PROBLEM STATEMENT
Without the pictures, write out all the lines below exactly as they appear.

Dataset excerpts
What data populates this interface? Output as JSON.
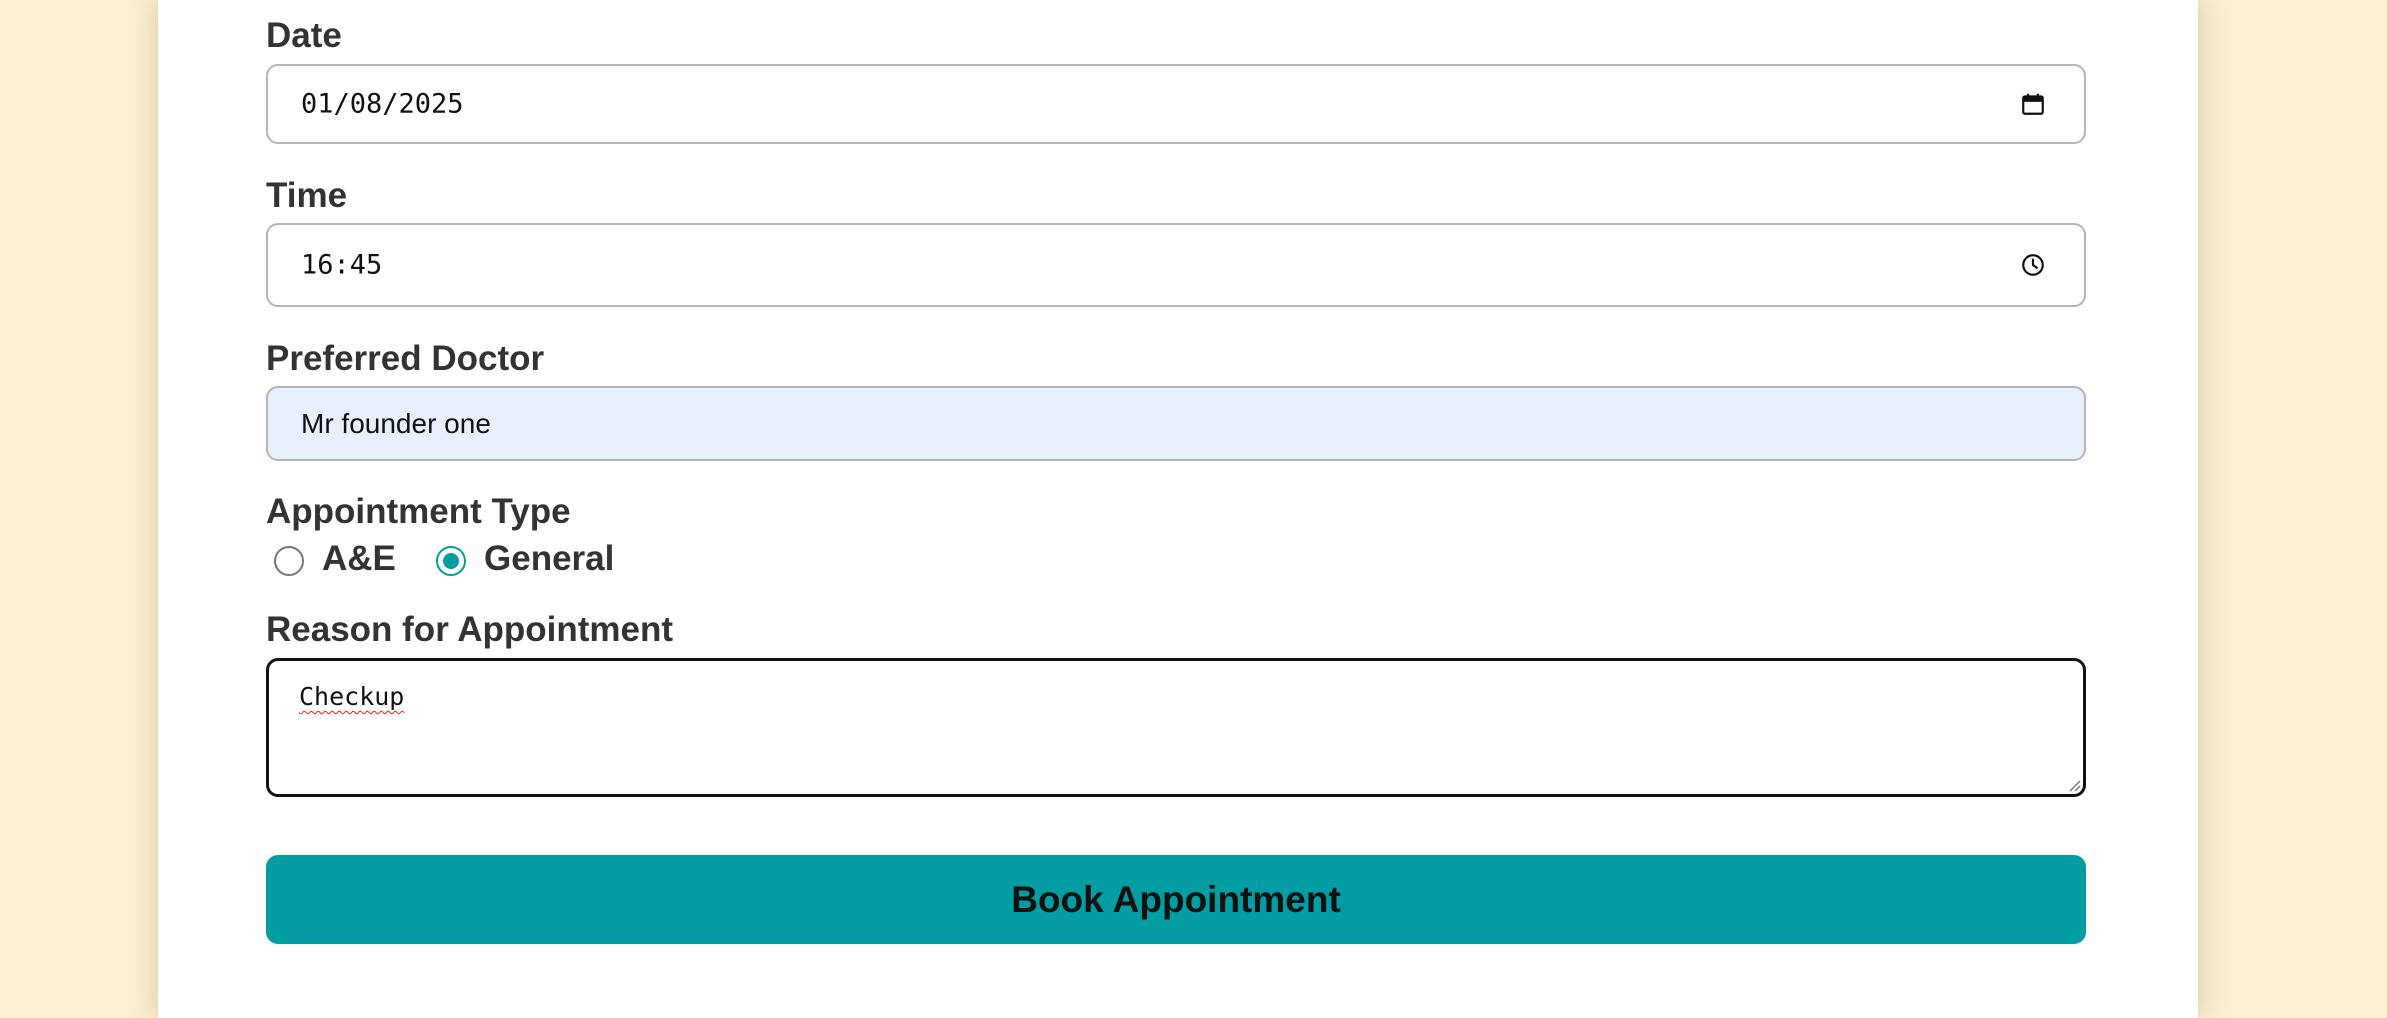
{
  "form": {
    "date": {
      "label": "Date",
      "value": "01/08/2025",
      "icon": "calendar-icon"
    },
    "time": {
      "label": "Time",
      "value": "16:45",
      "icon": "clock-icon"
    },
    "doctor": {
      "label": "Preferred Doctor",
      "value": "Mr founder one"
    },
    "appointment_type": {
      "label": "Appointment Type",
      "options": [
        {
          "label": "A&E",
          "checked": false
        },
        {
          "label": "General",
          "checked": true
        }
      ]
    },
    "reason": {
      "label": "Reason for Appointment",
      "value": "Checkup"
    },
    "submit_label": "Book Appointment"
  },
  "colors": {
    "page_background": "#fdefd2",
    "card_background": "#ffffff",
    "accent": "#019da3",
    "autofill_background": "#e8f0fe",
    "label_text": "#333333"
  }
}
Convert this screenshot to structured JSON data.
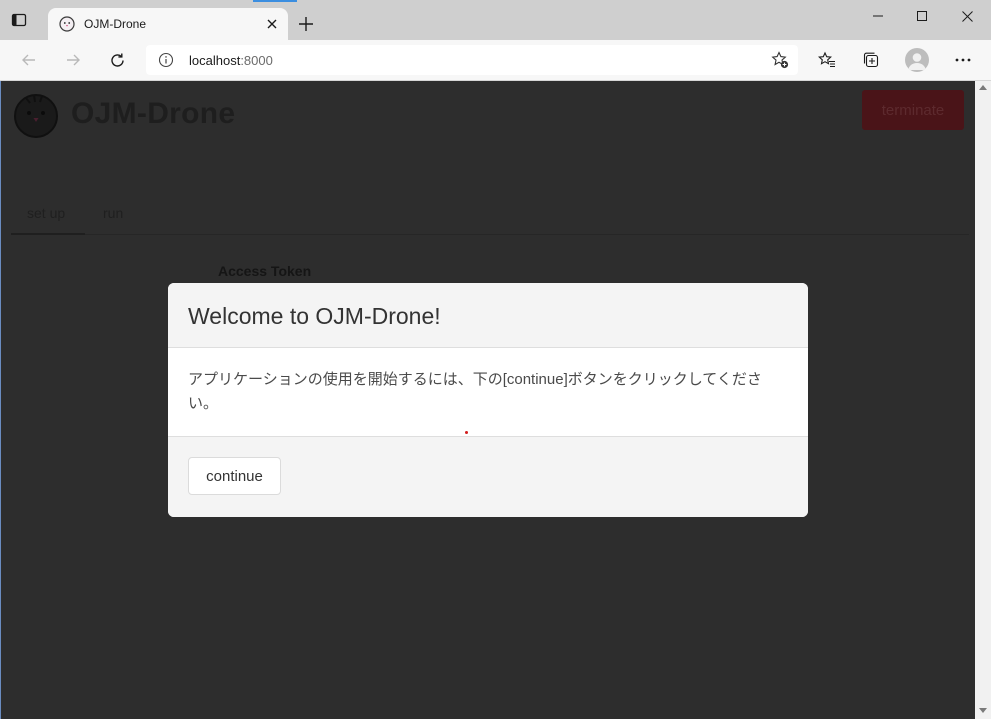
{
  "browser": {
    "tab_title": "OJM-Drone",
    "url_host": "localhost",
    "url_port": ":8000"
  },
  "app": {
    "title": "OJM-Drone",
    "terminate_label": "terminate",
    "tabs": [
      {
        "label": "set up",
        "active": true
      },
      {
        "label": "run",
        "active": false
      }
    ],
    "field_label": "Access Token"
  },
  "modal": {
    "title": "Welcome to OJM-Drone!",
    "body": "アプリケーションの使用を開始するには、下の[continue]ボタンをクリックしてください。",
    "continue_label": "continue"
  },
  "colors": {
    "backdrop": "#2d2d2d",
    "terminate_bg": "#4a1418",
    "accent_cursor": "#d21d1d"
  }
}
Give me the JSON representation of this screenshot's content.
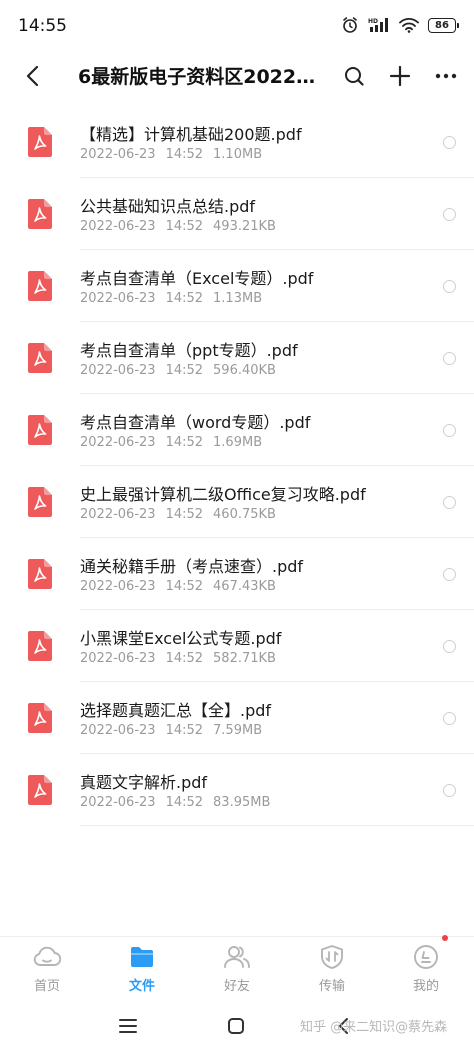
{
  "status_bar": {
    "time": "14:55",
    "battery": "86",
    "icons": [
      "alarm-icon",
      "hd-signal-icon",
      "wifi-icon",
      "battery-icon"
    ]
  },
  "header": {
    "title": "6最新版电子资料区2022年…",
    "icons": [
      "back-icon",
      "search-icon",
      "plus-icon",
      "more-icon"
    ]
  },
  "files": [
    {
      "name": "【精选】计算机基础200题.pdf",
      "date": "2022-06-23",
      "time": "14:52",
      "size": "1.10MB"
    },
    {
      "name": "公共基础知识点总结.pdf",
      "date": "2022-06-23",
      "time": "14:52",
      "size": "493.21KB"
    },
    {
      "name": "考点自查清单（Excel专题）.pdf",
      "date": "2022-06-23",
      "time": "14:52",
      "size": "1.13MB"
    },
    {
      "name": "考点自查清单（ppt专题）.pdf",
      "date": "2022-06-23",
      "time": "14:52",
      "size": "596.40KB"
    },
    {
      "name": "考点自查清单（word专题）.pdf",
      "date": "2022-06-23",
      "time": "14:52",
      "size": "1.69MB"
    },
    {
      "name": "史上最强计算机二级Office复习攻略.pdf",
      "date": "2022-06-23",
      "time": "14:52",
      "size": "460.75KB"
    },
    {
      "name": "通关秘籍手册（考点速查）.pdf",
      "date": "2022-06-23",
      "time": "14:52",
      "size": "467.43KB"
    },
    {
      "name": "小黑课堂Excel公式专题.pdf",
      "date": "2022-06-23",
      "time": "14:52",
      "size": "582.71KB"
    },
    {
      "name": "选择题真题汇总【全】.pdf",
      "date": "2022-06-23",
      "time": "14:52",
      "size": "7.59MB"
    },
    {
      "name": "真题文字解析.pdf",
      "date": "2022-06-23",
      "time": "14:52",
      "size": "83.95MB"
    }
  ],
  "tabs": [
    {
      "label": "首页",
      "icon": "cloud-home-icon",
      "active": false
    },
    {
      "label": "文件",
      "icon": "folder-icon",
      "active": true
    },
    {
      "label": "好友",
      "icon": "friends-icon",
      "active": false
    },
    {
      "label": "传输",
      "icon": "transfer-icon",
      "active": false
    },
    {
      "label": "我的",
      "icon": "profile-icon",
      "active": false
    }
  ],
  "nav": {
    "icons": [
      "menu-icon",
      "home-square-icon",
      "back-chevron-icon"
    ],
    "watermark": "知乎 @来二知识@蔡先森"
  },
  "colors": {
    "accent": "#2b9bf4",
    "pdf_red": "#ee5a5a",
    "badge_red": "#f04040",
    "meta_gray": "#9a9a9a"
  }
}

RESULT FOR THIS EXERCISE
What data populates this interface? Output as JSON.
{
  "form": {
    "date": {
      "label": "Date",
      "value": "01/08/2025",
      "icon": "calendar-icon"
    },
    "time": {
      "label": "Time",
      "value": "16:45",
      "icon": "clock-icon"
    },
    "doctor": {
      "label": "Preferred Doctor",
      "value": "Mr founder one"
    },
    "appointment_type": {
      "label": "Appointment Type",
      "options": [
        {
          "label": "A&E",
          "checked": false
        },
        {
          "label": "General",
          "checked": true
        }
      ]
    },
    "reason": {
      "label": "Reason for Appointment",
      "value": "Checkup"
    },
    "submit_label": "Book Appointment"
  },
  "colors": {
    "page_background": "#fdefd2",
    "card_background": "#ffffff",
    "accent": "#019da3",
    "autofill_background": "#e8f0fe",
    "label_text": "#333333"
  }
}
Convert this screenshot to structured JSON data.
{
  "browser": {
    "tab_title": "OJM-Drone",
    "url_host": "localhost",
    "url_port": ":8000"
  },
  "app": {
    "title": "OJM-Drone",
    "terminate_label": "terminate",
    "tabs": [
      {
        "label": "set up",
        "active": true
      },
      {
        "label": "run",
        "active": false
      }
    ],
    "field_label": "Access Token"
  },
  "modal": {
    "title": "Welcome to OJM-Drone!",
    "body": "アプリケーションの使用を開始するには、下の[continue]ボタンをクリックしてください。",
    "continue_label": "continue"
  },
  "colors": {
    "backdrop": "#2d2d2d",
    "terminate_bg": "#4a1418",
    "accent_cursor": "#d21d1d"
  }
}
Give me the JSON representation of this screenshot's content.
{
  "status_bar": {
    "time": "14:55",
    "battery": "86",
    "icons": [
      "alarm-icon",
      "hd-signal-icon",
      "wifi-icon",
      "battery-icon"
    ]
  },
  "header": {
    "title": "6最新版电子资料区2022年…",
    "icons": [
      "back-icon",
      "search-icon",
      "plus-icon",
      "more-icon"
    ]
  },
  "files": [
    {
      "name": "【精选】计算机基础200题.pdf",
      "date": "2022-06-23",
      "time": "14:52",
      "size": "1.10MB"
    },
    {
      "name": "公共基础知识点总结.pdf",
      "date": "2022-06-23",
      "time": "14:52",
      "size": "493.21KB"
    },
    {
      "name": "考点自查清单（Excel专题）.pdf",
      "date": "2022-06-23",
      "time": "14:52",
      "size": "1.13MB"
    },
    {
      "name": "考点自查清单（ppt专题）.pdf",
      "date": "2022-06-23",
      "time": "14:52",
      "size": "596.40KB"
    },
    {
      "name": "考点自查清单（word专题）.pdf",
      "date": "2022-06-23",
      "time": "14:52",
      "size": "1.69MB"
    },
    {
      "name": "史上最强计算机二级Office复习攻略.pdf",
      "date": "2022-06-23",
      "time": "14:52",
      "size": "460.75KB"
    },
    {
      "name": "通关秘籍手册（考点速查）.pdf",
      "date": "2022-06-23",
      "time": "14:52",
      "size": "467.43KB"
    },
    {
      "name": "小黑课堂Excel公式专题.pdf",
      "date": "2022-06-23",
      "time": "14:52",
      "size": "582.71KB"
    },
    {
      "name": "选择题真题汇总【全】.pdf",
      "date": "2022-06-23",
      "time": "14:52",
      "size": "7.59MB"
    },
    {
      "name": "真题文字解析.pdf",
      "date": "2022-06-23",
      "time": "14:52",
      "size": "83.95MB"
    }
  ],
  "tabs": [
    {
      "label": "首页",
      "icon": "cloud-home-icon",
      "active": false
    },
    {
      "label": "文件",
      "icon": "folder-icon",
      "active": true
    },
    {
      "label": "好友",
      "icon": "friends-icon",
      "active": false
    },
    {
      "label": "传输",
      "icon": "transfer-icon",
      "active": false
    },
    {
      "label": "我的",
      "icon": "profile-icon",
      "active": false
    }
  ],
  "nav": {
    "icons": [
      "menu-icon",
      "home-square-icon",
      "back-chevron-icon"
    ],
    "watermark": "知乎 @来二知识@蔡先森"
  },
  "colors": {
    "accent": "#2b9bf4",
    "pdf_red": "#ee5a5a",
    "badge_red": "#f04040",
    "meta_gray": "#9a9a9a"
  }
}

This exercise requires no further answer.